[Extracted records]
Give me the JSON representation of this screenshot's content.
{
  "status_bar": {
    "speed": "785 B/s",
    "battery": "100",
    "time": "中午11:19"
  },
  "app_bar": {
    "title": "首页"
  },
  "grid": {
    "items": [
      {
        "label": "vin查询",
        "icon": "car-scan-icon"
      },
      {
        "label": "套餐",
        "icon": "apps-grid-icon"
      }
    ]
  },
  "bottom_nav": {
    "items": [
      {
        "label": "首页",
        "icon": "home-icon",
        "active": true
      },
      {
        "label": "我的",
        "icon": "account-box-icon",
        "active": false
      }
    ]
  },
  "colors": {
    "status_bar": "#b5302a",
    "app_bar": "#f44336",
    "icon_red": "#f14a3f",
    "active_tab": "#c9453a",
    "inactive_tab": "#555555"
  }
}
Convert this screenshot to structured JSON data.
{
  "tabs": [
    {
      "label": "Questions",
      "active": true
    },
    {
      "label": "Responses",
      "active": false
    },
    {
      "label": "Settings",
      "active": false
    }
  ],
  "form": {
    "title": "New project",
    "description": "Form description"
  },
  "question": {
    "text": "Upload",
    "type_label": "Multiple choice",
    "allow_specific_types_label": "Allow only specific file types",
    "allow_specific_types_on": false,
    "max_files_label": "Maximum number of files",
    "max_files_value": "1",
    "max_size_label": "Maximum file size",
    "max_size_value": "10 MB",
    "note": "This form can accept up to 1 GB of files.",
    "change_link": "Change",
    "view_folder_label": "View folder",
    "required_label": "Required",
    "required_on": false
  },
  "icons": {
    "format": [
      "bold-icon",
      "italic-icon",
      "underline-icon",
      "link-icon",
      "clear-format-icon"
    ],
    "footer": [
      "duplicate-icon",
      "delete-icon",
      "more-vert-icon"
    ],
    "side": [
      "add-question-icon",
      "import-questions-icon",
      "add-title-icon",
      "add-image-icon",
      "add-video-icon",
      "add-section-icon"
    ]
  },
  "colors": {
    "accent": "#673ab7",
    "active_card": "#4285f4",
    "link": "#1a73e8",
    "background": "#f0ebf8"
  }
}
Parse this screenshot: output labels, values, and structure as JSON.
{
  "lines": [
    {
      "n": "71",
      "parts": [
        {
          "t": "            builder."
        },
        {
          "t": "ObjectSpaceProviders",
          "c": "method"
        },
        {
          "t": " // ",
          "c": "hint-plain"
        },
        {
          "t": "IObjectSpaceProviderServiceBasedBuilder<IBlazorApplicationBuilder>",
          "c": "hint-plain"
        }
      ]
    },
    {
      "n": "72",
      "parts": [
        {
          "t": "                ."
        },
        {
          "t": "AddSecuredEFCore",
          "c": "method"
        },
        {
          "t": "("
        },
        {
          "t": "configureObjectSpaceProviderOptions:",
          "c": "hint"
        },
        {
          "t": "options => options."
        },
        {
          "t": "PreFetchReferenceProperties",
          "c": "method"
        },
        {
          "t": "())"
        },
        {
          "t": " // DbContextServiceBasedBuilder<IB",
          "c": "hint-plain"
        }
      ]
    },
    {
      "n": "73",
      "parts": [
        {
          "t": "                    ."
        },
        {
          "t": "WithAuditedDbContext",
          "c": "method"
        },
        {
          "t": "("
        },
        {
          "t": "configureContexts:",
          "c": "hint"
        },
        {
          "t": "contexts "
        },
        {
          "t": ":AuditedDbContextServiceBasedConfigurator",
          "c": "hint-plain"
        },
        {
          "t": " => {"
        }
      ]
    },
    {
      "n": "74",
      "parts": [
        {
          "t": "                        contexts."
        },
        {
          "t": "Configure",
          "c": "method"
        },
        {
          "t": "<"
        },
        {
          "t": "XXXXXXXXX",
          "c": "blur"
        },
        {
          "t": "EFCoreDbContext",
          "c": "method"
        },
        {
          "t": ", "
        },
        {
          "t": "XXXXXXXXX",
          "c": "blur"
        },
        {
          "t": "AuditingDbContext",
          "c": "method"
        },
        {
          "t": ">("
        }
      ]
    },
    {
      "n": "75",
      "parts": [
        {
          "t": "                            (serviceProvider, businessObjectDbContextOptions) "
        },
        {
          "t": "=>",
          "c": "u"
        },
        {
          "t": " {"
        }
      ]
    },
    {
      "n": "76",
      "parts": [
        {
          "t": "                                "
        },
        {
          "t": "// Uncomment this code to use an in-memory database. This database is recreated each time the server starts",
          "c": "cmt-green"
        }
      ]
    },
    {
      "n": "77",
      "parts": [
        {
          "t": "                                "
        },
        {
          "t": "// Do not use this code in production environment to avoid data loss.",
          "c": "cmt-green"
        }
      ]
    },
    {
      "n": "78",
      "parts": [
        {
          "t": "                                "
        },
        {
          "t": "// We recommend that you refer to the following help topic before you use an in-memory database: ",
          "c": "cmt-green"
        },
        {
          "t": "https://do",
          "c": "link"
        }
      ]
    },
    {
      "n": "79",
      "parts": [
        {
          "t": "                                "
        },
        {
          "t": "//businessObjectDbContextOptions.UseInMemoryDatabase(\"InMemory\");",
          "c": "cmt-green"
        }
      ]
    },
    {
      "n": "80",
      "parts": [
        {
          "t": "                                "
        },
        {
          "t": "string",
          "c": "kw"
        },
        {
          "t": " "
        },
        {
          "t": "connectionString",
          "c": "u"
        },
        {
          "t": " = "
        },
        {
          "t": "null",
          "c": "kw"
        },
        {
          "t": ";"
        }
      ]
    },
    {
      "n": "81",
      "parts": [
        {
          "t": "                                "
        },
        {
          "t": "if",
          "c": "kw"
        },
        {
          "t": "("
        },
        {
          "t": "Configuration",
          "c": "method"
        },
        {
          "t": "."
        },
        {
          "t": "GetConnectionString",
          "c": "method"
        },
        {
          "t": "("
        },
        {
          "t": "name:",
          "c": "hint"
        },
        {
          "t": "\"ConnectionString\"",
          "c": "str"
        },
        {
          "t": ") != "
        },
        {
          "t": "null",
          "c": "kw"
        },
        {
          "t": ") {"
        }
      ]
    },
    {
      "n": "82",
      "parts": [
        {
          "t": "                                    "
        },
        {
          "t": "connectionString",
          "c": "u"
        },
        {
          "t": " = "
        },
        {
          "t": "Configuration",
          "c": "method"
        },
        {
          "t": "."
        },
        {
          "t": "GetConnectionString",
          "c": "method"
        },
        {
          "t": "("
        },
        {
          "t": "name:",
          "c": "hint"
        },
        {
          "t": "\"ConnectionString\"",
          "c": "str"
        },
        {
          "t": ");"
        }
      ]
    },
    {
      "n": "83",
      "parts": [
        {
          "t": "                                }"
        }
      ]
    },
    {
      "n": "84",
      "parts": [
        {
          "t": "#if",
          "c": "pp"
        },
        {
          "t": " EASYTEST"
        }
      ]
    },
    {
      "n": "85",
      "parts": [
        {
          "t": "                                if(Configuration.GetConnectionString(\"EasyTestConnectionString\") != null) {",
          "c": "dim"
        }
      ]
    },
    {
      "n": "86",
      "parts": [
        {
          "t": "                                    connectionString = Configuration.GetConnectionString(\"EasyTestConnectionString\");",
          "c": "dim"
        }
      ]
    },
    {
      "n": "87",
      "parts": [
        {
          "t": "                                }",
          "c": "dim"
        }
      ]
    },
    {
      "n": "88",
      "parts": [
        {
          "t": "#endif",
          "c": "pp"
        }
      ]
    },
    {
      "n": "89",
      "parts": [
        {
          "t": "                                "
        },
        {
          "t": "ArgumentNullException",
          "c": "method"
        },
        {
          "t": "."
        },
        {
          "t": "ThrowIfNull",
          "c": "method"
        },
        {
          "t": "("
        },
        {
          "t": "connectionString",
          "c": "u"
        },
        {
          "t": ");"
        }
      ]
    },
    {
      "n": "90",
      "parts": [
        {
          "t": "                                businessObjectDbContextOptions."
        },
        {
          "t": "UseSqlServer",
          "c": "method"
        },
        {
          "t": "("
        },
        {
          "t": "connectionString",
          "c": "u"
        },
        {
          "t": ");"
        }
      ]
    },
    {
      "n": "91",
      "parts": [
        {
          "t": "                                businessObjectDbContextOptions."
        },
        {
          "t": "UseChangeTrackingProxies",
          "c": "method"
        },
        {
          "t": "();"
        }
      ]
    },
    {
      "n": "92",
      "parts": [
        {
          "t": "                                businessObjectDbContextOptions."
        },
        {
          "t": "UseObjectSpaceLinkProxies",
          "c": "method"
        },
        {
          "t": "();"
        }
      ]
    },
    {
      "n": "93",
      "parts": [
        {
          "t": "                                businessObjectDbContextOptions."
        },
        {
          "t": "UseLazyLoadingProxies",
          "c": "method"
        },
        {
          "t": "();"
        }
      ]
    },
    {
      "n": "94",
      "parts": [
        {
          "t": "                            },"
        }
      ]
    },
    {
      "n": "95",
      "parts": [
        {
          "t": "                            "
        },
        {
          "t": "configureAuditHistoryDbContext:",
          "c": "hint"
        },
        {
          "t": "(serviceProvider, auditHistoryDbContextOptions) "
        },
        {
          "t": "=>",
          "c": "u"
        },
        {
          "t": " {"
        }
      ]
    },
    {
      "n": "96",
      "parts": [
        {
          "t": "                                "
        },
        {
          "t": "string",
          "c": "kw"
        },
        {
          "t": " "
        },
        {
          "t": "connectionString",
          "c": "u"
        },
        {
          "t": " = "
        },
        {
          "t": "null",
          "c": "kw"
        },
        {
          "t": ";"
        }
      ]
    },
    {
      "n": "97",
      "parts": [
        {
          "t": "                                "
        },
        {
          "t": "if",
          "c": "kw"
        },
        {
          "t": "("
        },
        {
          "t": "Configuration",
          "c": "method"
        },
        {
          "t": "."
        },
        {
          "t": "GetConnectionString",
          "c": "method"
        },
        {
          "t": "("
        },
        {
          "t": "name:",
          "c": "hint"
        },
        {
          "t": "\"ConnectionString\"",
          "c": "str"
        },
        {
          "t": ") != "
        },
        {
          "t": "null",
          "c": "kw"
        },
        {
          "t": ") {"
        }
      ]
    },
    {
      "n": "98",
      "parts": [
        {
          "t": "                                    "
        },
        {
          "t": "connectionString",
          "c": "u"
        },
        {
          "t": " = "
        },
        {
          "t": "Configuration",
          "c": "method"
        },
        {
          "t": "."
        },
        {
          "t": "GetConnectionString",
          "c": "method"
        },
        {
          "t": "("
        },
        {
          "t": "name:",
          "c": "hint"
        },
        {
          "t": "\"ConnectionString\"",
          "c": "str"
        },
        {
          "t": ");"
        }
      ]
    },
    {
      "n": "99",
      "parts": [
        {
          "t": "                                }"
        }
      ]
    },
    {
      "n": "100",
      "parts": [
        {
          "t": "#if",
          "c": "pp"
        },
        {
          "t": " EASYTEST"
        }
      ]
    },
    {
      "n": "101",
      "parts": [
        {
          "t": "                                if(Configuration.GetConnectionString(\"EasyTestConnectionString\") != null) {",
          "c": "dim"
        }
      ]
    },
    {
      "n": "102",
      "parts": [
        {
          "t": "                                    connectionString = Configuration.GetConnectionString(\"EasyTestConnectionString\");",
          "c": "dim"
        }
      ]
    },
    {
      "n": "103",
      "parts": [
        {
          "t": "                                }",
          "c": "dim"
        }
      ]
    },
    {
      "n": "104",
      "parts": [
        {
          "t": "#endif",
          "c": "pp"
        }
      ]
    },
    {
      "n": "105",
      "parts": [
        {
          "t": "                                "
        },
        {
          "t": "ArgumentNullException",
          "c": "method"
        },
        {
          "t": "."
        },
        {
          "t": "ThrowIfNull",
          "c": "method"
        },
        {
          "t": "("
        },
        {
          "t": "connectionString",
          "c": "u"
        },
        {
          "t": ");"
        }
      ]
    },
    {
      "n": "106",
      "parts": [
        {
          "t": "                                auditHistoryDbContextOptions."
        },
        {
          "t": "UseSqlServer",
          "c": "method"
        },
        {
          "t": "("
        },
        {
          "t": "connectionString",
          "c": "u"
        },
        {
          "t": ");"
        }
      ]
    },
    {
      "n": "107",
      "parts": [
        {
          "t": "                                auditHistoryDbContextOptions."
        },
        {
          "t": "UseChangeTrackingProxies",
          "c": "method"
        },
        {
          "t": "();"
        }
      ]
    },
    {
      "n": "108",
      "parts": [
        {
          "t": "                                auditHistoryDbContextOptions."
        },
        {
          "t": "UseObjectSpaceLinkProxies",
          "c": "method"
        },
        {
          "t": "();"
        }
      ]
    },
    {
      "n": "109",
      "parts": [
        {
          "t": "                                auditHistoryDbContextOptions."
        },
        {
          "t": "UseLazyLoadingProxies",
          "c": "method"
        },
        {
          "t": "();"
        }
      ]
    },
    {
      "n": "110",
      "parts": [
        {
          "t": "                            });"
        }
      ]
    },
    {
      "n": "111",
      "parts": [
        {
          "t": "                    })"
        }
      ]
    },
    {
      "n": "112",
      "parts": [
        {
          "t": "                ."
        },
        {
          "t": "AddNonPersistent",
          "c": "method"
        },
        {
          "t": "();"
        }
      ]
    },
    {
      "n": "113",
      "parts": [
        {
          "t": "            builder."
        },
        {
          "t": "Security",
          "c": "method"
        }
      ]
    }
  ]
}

[Problem] Count how many lines above carry the word "time". Only the number is required.

[Answer] 2